[Entries from a dataset]
--

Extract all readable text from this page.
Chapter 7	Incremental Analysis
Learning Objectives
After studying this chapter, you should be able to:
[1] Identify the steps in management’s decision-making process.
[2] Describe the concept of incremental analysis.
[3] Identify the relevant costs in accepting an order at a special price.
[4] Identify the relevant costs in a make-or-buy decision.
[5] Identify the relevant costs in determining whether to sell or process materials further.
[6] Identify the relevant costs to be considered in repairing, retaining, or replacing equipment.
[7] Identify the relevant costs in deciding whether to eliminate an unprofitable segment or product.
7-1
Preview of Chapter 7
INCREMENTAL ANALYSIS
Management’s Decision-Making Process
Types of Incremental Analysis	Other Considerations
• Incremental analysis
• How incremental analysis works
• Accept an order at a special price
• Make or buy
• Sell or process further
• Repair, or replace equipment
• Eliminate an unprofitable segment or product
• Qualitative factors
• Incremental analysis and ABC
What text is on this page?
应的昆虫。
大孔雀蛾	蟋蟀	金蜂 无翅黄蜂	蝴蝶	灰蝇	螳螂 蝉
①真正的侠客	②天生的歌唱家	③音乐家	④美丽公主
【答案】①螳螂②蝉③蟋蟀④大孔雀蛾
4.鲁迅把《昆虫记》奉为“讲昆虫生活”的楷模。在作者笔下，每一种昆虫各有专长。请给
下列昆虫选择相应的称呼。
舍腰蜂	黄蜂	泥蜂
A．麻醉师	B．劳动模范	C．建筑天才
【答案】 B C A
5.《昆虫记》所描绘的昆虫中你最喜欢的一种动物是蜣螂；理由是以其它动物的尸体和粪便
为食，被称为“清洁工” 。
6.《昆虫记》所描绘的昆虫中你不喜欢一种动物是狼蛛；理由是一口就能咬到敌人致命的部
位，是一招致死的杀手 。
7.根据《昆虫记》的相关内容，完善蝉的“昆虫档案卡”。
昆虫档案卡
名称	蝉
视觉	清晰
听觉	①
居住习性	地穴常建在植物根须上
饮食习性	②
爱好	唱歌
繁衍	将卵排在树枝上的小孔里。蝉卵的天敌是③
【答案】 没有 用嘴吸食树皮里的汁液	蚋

--

Do this -
Report how many lines in these entries contain "text". Answer with the number only.

Exercise solution -
2